Given text —
+ + + + + + +
Archive for August, 2016

DEATH IS FINAL

August 7, 2016

My First husband (H1) tried to console me when we first separated in 1972.

“It is not so bad than if I had died.  If I died, it would be final.  At least now, if you need me, I can still go and see you.”

I chose to cut the ties. I couldn’t take sharing him with other women. It was all or nothing for me.

I found Second Husband (H2), who was a “10” in everything. He was intelligent, thoughtful, considerate, wonderful to all the children, including those I brought with me to the marriage, and gentle with me. We married, and I never had to see H1, ever. Not even now. H1 was as good as dead to me.

After several illnesses, God took away H2. It was a swift death, just as he wanted. No lingering days at the hospital. No nurses, no pain.  We were on a holiday. We were riding a boat, and a huge wave capsized our boat. The boat must have hit him, his weak heart panicked, and he was gone in an instant.

The children came to say good-bye. Then they went back to their lives.

Our last child left the house twenty years ago. So it was just H2 and I, living our life the way we wanted, just the two of us.

I am still asking questions: should I pursue the projects that he had dreamed? Should I continue the projects that I planned? Should I do both? Or should I sell everything and “enjoy myself”?  What would make me “enjoy myself” other than continuing the dreams H2 and I had set out to do before we died?  I think I had answered my own question.
+ + + + + + +
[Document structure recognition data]
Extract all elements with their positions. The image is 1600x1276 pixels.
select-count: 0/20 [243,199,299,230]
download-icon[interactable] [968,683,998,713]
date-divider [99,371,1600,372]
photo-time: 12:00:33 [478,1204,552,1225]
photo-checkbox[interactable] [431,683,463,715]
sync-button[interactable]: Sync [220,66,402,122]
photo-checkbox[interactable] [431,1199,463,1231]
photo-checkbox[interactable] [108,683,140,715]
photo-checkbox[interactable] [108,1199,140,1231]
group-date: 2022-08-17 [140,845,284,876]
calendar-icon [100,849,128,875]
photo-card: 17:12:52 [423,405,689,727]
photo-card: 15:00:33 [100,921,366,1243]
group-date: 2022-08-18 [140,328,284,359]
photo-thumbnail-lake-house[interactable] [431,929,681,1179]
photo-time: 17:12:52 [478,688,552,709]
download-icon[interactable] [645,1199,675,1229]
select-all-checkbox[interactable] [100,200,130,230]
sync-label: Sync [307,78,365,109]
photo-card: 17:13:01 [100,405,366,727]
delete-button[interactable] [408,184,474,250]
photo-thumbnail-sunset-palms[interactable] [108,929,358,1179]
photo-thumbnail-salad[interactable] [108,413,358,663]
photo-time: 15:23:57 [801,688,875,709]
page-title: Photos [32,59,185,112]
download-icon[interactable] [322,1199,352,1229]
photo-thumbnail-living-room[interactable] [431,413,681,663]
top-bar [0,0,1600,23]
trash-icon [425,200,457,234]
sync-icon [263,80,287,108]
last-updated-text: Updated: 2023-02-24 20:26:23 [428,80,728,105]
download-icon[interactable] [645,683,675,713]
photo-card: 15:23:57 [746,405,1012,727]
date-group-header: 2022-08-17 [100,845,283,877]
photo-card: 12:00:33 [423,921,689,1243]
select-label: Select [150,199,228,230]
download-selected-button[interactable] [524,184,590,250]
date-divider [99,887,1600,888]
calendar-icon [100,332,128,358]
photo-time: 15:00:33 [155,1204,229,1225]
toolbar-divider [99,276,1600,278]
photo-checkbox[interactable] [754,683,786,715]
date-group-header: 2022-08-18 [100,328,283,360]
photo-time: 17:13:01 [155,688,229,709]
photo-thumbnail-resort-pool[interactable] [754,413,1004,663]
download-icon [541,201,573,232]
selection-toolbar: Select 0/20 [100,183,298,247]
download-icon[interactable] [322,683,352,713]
+ + + + + + +
Brief —
In the post "Death Is Final," what caused the boat that the writer and H2 were riding to capsize?

Answer box —
A huge wave capsized the boat.